> _Exercise prompt_:
For each line below that contains the string "color", copy that line.

> _Dataset entries_:
++++++++

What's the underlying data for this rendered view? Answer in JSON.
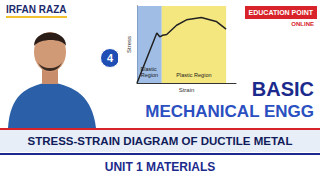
{
  "header": {
    "presenter": "IRFAN RAZA",
    "episode": 4,
    "logo": {
      "line1": "EDUCATION POINT",
      "line2": "ONLINE"
    }
  },
  "title": {
    "line1": "BASIC",
    "line2": "MECHANICAL ENGG"
  },
  "banner": {
    "line1": "STRESS-STRAIN DIAGRAM OF DUCTILE METAL",
    "line2": "UNIT 1 MATERIALS"
  },
  "chart_data": {
    "type": "line",
    "x_label": "Strain",
    "y_label": "Stress",
    "x": [
      0,
      2,
      2.3,
      2.6,
      3,
      4,
      5,
      6.5,
      8,
      9
    ],
    "values": [
      0,
      6.5,
      6.0,
      6.2,
      6.3,
      7.5,
      8.2,
      8.5,
      8.0,
      7.0
    ],
    "color": "#222222",
    "xlim": [
      0,
      10
    ],
    "ylim": [
      0,
      10
    ],
    "tick_labels": false,
    "grid": false,
    "regions": [
      {
        "label": "Elastic Region",
        "from": 0,
        "to": 2.5,
        "color": "#8fb3e0"
      },
      {
        "label": "Plastic Region",
        "from": 2.5,
        "to": 9,
        "color": "#f3e36a"
      }
    ]
  }
}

++++++++

> _Solution_:
    "color": "#222222",
        "color": "#8fb3e0"
        "color": "#f3e36a"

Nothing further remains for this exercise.